→ SET PROBLEM
Write the material out again exactly.
— begin INPUT ROWS —
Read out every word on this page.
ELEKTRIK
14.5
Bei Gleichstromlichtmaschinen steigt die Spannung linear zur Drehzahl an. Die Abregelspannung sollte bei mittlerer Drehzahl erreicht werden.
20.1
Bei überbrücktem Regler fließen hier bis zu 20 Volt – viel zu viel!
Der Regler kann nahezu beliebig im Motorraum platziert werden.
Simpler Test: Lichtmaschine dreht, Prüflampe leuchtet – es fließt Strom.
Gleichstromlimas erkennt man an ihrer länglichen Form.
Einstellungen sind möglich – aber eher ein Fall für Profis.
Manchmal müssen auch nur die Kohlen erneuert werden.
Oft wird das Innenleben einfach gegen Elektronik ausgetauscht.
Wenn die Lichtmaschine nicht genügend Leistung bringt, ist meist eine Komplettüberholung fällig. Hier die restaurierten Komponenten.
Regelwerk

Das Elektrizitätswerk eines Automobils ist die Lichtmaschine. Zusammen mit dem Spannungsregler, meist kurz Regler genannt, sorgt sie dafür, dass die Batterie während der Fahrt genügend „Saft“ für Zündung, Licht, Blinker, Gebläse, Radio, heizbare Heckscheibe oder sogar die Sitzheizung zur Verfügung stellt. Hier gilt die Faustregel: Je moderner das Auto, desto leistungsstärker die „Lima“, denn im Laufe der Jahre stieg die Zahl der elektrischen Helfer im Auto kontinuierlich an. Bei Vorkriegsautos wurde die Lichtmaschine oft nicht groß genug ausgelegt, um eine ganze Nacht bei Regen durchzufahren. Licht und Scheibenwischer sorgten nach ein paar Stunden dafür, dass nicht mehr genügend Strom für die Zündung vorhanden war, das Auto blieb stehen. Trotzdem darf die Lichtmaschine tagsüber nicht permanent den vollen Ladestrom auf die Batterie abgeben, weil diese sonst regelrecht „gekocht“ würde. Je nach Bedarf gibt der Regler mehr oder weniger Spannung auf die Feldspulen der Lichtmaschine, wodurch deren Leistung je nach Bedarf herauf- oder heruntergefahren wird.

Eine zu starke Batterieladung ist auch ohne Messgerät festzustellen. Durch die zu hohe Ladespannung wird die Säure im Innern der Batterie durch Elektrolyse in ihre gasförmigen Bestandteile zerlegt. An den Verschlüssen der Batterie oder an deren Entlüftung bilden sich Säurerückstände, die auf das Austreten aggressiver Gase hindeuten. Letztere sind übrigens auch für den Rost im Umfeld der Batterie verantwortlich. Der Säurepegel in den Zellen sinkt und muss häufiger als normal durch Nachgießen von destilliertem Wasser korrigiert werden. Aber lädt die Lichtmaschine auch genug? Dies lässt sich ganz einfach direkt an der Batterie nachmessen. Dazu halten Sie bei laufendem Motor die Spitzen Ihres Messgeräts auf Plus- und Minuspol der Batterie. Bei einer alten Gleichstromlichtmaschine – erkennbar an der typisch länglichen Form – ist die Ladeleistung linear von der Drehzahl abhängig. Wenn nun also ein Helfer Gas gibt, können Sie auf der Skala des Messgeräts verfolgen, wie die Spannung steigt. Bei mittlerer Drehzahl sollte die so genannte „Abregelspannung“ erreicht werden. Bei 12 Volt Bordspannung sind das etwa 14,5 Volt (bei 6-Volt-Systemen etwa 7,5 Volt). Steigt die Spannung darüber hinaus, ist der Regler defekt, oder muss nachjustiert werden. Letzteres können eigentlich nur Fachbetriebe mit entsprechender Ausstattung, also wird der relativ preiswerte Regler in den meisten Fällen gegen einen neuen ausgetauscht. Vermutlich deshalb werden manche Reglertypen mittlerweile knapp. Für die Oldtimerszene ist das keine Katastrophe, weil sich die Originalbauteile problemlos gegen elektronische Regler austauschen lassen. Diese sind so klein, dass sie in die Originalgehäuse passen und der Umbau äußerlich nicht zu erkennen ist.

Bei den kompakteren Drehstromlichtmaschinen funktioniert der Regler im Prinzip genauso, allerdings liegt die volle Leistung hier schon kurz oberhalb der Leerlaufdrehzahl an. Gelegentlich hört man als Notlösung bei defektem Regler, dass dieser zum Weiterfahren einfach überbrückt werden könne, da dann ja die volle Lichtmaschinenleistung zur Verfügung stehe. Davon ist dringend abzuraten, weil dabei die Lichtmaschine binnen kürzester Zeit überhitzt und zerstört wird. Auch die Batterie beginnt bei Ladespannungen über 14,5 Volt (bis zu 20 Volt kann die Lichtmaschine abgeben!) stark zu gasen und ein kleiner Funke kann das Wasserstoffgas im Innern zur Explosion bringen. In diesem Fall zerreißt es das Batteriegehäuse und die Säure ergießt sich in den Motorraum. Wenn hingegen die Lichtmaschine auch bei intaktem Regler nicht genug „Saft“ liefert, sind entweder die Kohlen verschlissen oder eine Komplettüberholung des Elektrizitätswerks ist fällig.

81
— end INPUT ROWS —
→ FINISHED ANSWER
Read out every word on this page.
ELEKTRIK
14.5
Bei Gleichstromlichtmaschinen steigt die Spannung linear zur Drehzahl an. Die Abregelspannung sollte bei mittlerer Drehzahl erreicht werden.
20.1
Bei überbrücktem Regler fließen hier bis zu 20 Volt – viel zu viel!
Der Regler kann nahezu beliebig im Motorraum platziert werden.
Simpler Test: Lichtmaschine dreht, Prüflampe leuchtet – es fließt Strom.
Gleichstromlimas erkennt man an ihrer länglichen Form.
Einstellungen sind möglich – aber eher ein Fall für Profis.
Manchmal müssen auch nur die Kohlen erneuert werden.
Oft wird das Innenleben einfach gegen Elektronik ausgetauscht.
Wenn die Lichtmaschine nicht genügend Leistung bringt, ist meist eine Komplettüberholung fällig. Hier die restaurierten Komponenten.
Regelwerk

Das Elektrizitätswerk eines Automobils ist die Lichtmaschine. Zusammen mit dem Spannungsregler, meist kurz Regler genannt, sorgt sie dafür, dass die Batterie während der Fahrt genügend „Saft“ für Zündung, Licht, Blinker, Gebläse, Radio, heizbare Heckscheibe oder sogar die Sitzheizung zur Verfügung stellt. Hier gilt die Faustregel: Je moderner das Auto, desto leistungsstärker die „Lima“, denn im Laufe der Jahre stieg die Zahl der elektrischen Helfer im Auto kontinuierlich an. Bei Vorkriegsautos wurde die Lichtmaschine oft nicht groß genug ausgelegt, um eine ganze Nacht bei Regen durchzufahren. Licht und Scheibenwischer sorgten nach ein paar Stunden dafür, dass nicht mehr genügend Strom für die Zündung vorhanden war, das Auto blieb stehen. Trotzdem darf die Lichtmaschine tagsüber nicht permanent den vollen Ladestrom auf die Batterie abgeben, weil diese sonst regelrecht „gekocht“ würde. Je nach Bedarf gibt der Regler mehr oder weniger Spannung auf die Feldspulen der Lichtmaschine, wodurch deren Leistung je nach Bedarf herauf- oder heruntergefahren wird.

Eine zu starke Batterieladung ist auch ohne Messgerät festzustellen. Durch die zu hohe Ladespannung wird die Säure im Innern der Batterie durch Elektrolyse in ihre gasförmigen Bestandteile zerlegt. An den Verschlüssen der Batterie oder an deren Entlüftung bilden sich Säurerückstände, die auf das Austreten aggressiver Gase hindeuten. Letztere sind übrigens auch für den Rost im Umfeld der Batterie verantwortlich. Der Säurepegel in den Zellen sinkt und muss häufiger als normal durch Nachgießen von destilliertem Wasser korrigiert werden. Aber lädt die Lichtmaschine auch genug? Dies lässt sich ganz einfach direkt an der Batterie nachmessen. Dazu halten Sie bei laufendem Motor die Spitzen Ihres Messgeräts auf Plus- und Minuspol der Batterie. Bei einer alten Gleichstromlichtmaschine – erkennbar an der typisch länglichen Form – ist die Ladeleistung linear von der Drehzahl abhängig. Wenn nun also ein Helfer Gas gibt, können Sie auf der Skala des Messgeräts verfolgen, wie die Spannung steigt. Bei mittlerer Drehzahl sollte die so genannte „Abregelspannung“ erreicht werden. Bei 12 Volt Bordspannung sind das etwa 14,5 Volt (bei 6-Volt-Systemen etwa 7,5 Volt). Steigt die Spannung darüber hinaus, ist der Regler defekt, oder muss nachjustiert werden. Letzteres können eigentlich nur Fachbetriebe mit entsprechender Ausstattung, also wird der relativ preiswerte Regler in den meisten Fällen gegen einen neuen ausgetauscht. Vermutlich deshalb werden manche Reglertypen mittlerweile knapp. Für die Oldtimerszene ist das keine Katastrophe, weil sich die Originalbauteile problemlos gegen elektronische Regler austauschen lassen. Diese sind so klein, dass sie in die Originalgehäuse passen und der Umbau äußerlich nicht zu erkennen ist.

Bei den kompakteren Drehstromlichtmaschinen funktioniert der Regler im Prinzip genauso, allerdings liegt die volle Leistung hier schon kurz oberhalb der Leerlaufdrehzahl an. Gelegentlich hört man als Notlösung bei defektem Regler, dass dieser zum Weiterfahren einfach überbrückt werden könne, da dann ja die volle Lichtmaschinenleistung zur Verfügung stehe. Davon ist dringend abzuraten, weil dabei die Lichtmaschine binnen kürzester Zeit überhitzt und zerstört wird. Auch die Batterie beginnt bei Ladespannungen über 14,5 Volt (bis zu 20 Volt kann die Lichtmaschine abgeben!) stark zu gasen und ein kleiner Funke kann das Wasserstoffgas im Innern zur Explosion bringen. In diesem Fall zerreißt es das Batteriegehäuse und die Säure ergießt sich in den Motorraum. Wenn hingegen die Lichtmaschine auch bei intaktem Regler nicht genug „Saft“ liefert, sind entweder die Kohlen verschlissen oder eine Komplettüberholung des Elektrizitätswerks ist fällig.

81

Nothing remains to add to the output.